→ Dataset entries
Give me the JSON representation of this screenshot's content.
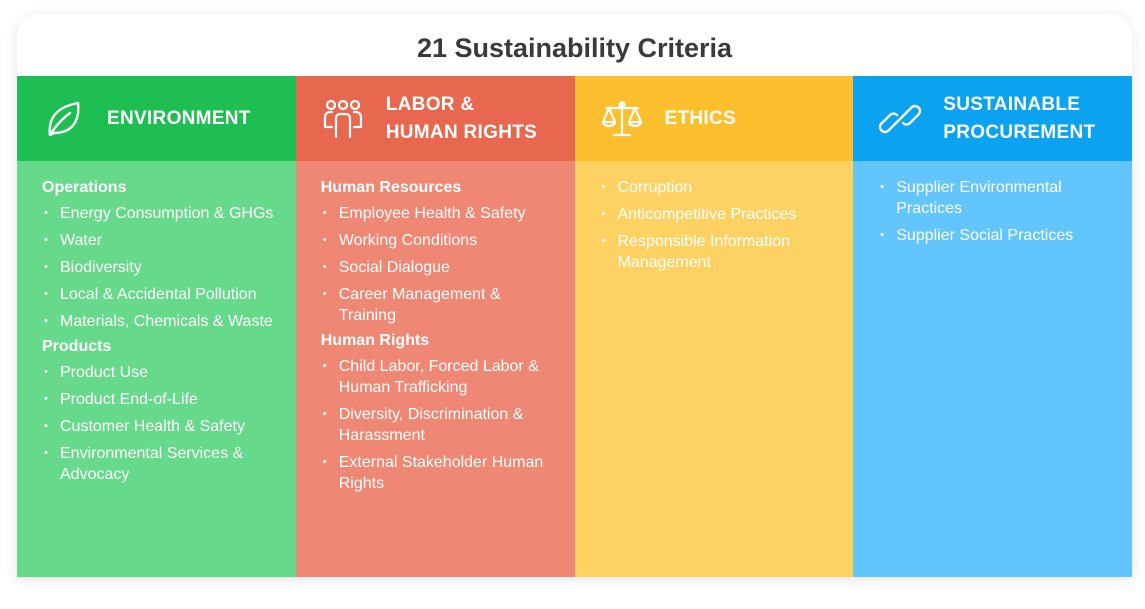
{
  "title": "21 Sustainability Criteria",
  "colors": {
    "environment": "#1fbe52",
    "labor": "#e8674f",
    "ethics": "#fcbf2e",
    "procurement": "#0ba2ef"
  },
  "columns": [
    {
      "icon": "leaf-icon",
      "heading": [
        "ENVIRONMENT"
      ],
      "sections": [
        {
          "title": "Operations",
          "items": [
            "Energy Consumption & GHGs",
            "Water",
            "Biodiversity",
            "Local & Accidental Pollution",
            "Materials, Chemicals & Waste"
          ]
        },
        {
          "title": "Products",
          "items": [
            "Product Use",
            "Product End-of-Life",
            "Customer Health & Safety",
            "Environmental Services & Advocacy"
          ]
        }
      ]
    },
    {
      "icon": "people-icon",
      "heading": [
        "LABOR &",
        "HUMAN RIGHTS"
      ],
      "sections": [
        {
          "title": "Human Resources",
          "items": [
            "Employee Health & Safety",
            "Working Conditions",
            "Social Dialogue",
            "Career Management & Training"
          ]
        },
        {
          "title": "Human Rights",
          "items": [
            "Child Labor, Forced Labor & Human Trafficking",
            "Diversity, Discrimination & Harassment",
            "External Stakeholder Human Rights"
          ]
        }
      ]
    },
    {
      "icon": "scales-icon",
      "heading": [
        "ETHICS"
      ],
      "sections": [
        {
          "title": "",
          "items": [
            "Corruption",
            "Anticompetitive Practices",
            "Responsible Information Management"
          ]
        }
      ]
    },
    {
      "icon": "link-icon",
      "heading": [
        "SUSTAINABLE",
        "PROCUREMENT"
      ],
      "sections": [
        {
          "title": "",
          "items": [
            "Supplier Environmental Practices",
            "Supplier Social Practices"
          ]
        }
      ]
    }
  ]
}
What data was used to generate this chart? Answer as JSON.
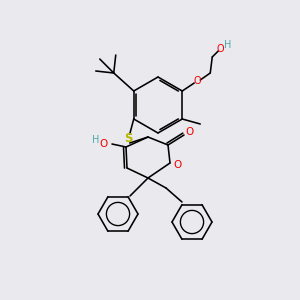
{
  "background_color": "#eaeaee",
  "atom_colors": {
    "S": "#b8b800",
    "O": "#ee0000",
    "H_gray": "#4aacac",
    "C": "#000000"
  },
  "figsize": [
    3.0,
    3.0
  ],
  "dpi": 100,
  "lw": 1.15,
  "ring_r": 28,
  "ph_r": 20
}
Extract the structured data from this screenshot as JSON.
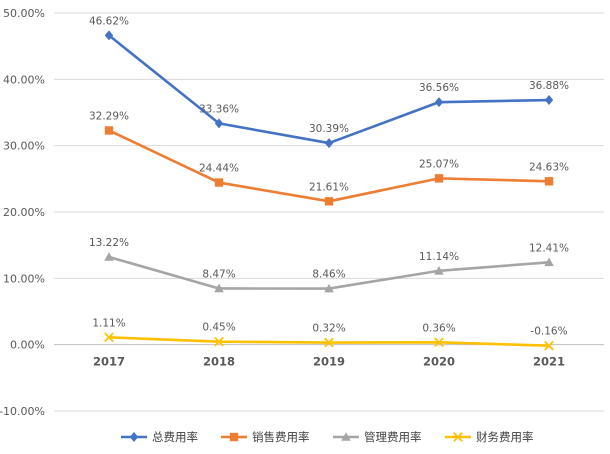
{
  "chart_data": {
    "type": "line",
    "title": "",
    "xlabel": "",
    "ylabel": "",
    "categories": [
      "2017",
      "2018",
      "2019",
      "2020",
      "2021"
    ],
    "ylim": [
      -10,
      50
    ],
    "yticks": [
      -10,
      0,
      10,
      20,
      30,
      40,
      50
    ],
    "ytick_labels": [
      "-10.00%",
      "0.00%",
      "10.00%",
      "20.00%",
      "30.00%",
      "40.00%",
      "50.00%"
    ],
    "grid": true,
    "legend_position": "bottom",
    "series": [
      {
        "name": "总费用率",
        "color": "#4472c4",
        "marker": "diamond",
        "values": [
          46.62,
          33.36,
          30.39,
          36.56,
          36.88
        ],
        "labels": [
          "46.62%",
          "33.36%",
          "30.39%",
          "36.56%",
          "36.88%"
        ]
      },
      {
        "name": "销售费用率",
        "color": "#ed7d31",
        "marker": "square",
        "values": [
          32.29,
          24.44,
          21.61,
          25.07,
          24.63
        ],
        "labels": [
          "32.29%",
          "24.44%",
          "21.61%",
          "25.07%",
          "24.63%"
        ]
      },
      {
        "name": "管理费用率",
        "color": "#a5a5a5",
        "marker": "triangle",
        "values": [
          13.22,
          8.47,
          8.46,
          11.14,
          12.41
        ],
        "labels": [
          "13.22%",
          "8.47%",
          "8.46%",
          "11.14%",
          "12.41%"
        ]
      },
      {
        "name": "财务费用率",
        "color": "#ffc000",
        "marker": "x",
        "values": [
          1.11,
          0.45,
          0.32,
          0.36,
          -0.16
        ],
        "labels": [
          "1.11%",
          "0.45%",
          "0.32%",
          "0.36%",
          "-0.16%"
        ]
      }
    ]
  }
}
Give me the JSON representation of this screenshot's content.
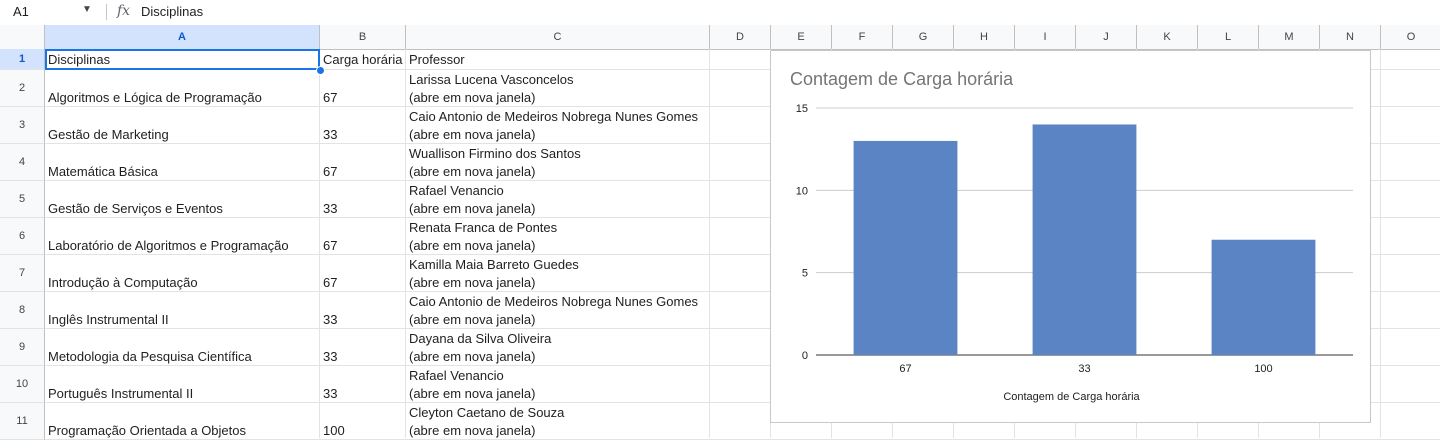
{
  "formula_bar": {
    "cell_ref": "A1",
    "fx_label": "fx",
    "value": "Disciplinas"
  },
  "columns": [
    "A",
    "B",
    "C",
    "D",
    "E",
    "F",
    "G",
    "H",
    "I",
    "J",
    "K",
    "L",
    "M",
    "N",
    "O"
  ],
  "rows": [
    {
      "num": "1",
      "a": "Disciplinas",
      "b": "Carga horária",
      "c1": "Professor",
      "c2": ""
    },
    {
      "num": "2",
      "a": "Algoritmos e Lógica de Programação",
      "b": "67",
      "c1": "Larissa Lucena Vasconcelos",
      "c2": "(abre em nova janela)"
    },
    {
      "num": "3",
      "a": "Gestão de Marketing",
      "b": "33",
      "c1": "Caio Antonio de Medeiros Nobrega Nunes Gomes",
      "c2": "(abre em nova janela)"
    },
    {
      "num": "4",
      "a": "Matemática Básica",
      "b": "67",
      "c1": "Wuallison Firmino dos Santos",
      "c2": "(abre em nova janela)"
    },
    {
      "num": "5",
      "a": "Gestão de Serviços e Eventos",
      "b": "33",
      "c1": "Rafael Venancio",
      "c2": "(abre em nova janela)"
    },
    {
      "num": "6",
      "a": "Laboratório de Algoritmos e Programação",
      "b": "67",
      "c1": "Renata Franca de Pontes",
      "c2": "(abre em nova janela)"
    },
    {
      "num": "7",
      "a": "Introdução à Computação",
      "b": "67",
      "c1": "Kamilla Maia Barreto Guedes",
      "c2": "(abre em nova janela)"
    },
    {
      "num": "8",
      "a": "Inglês Instrumental II",
      "b": "33",
      "c1": "Caio Antonio de Medeiros Nobrega Nunes Gomes",
      "c2": "(abre em nova janela)"
    },
    {
      "num": "9",
      "a": "Metodologia da Pesquisa Científica",
      "b": "33",
      "c1": "Dayana da Silva Oliveira",
      "c2": "(abre em nova janela)"
    },
    {
      "num": "10",
      "a": "Português Instrumental II",
      "b": "33",
      "c1": "Rafael Venancio",
      "c2": "(abre em nova janela)"
    },
    {
      "num": "11",
      "a": "Programação Orientada a Objetos",
      "b": "100",
      "c1": "Cleyton Caetano de Souza",
      "c2": "(abre em nova janela)"
    }
  ],
  "chart_data": {
    "type": "bar",
    "title": "Contagem de Carga horária",
    "xlabel": "Contagem de Carga horária",
    "ylabel": "",
    "categories": [
      "67",
      "33",
      "100"
    ],
    "values": [
      13,
      14,
      7
    ],
    "ylim": [
      0,
      15
    ],
    "yticks": [
      0,
      5,
      10,
      15
    ],
    "grid": true,
    "bar_color": "#5b84c4"
  }
}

→ Aim
Look through the material above. Copy each line where the word "horária" appears.

→ Final result
      "b": "Carga horária",
    "title": "Contagem de Carga horária",
    "xlabel": "Contagem de Carga horária",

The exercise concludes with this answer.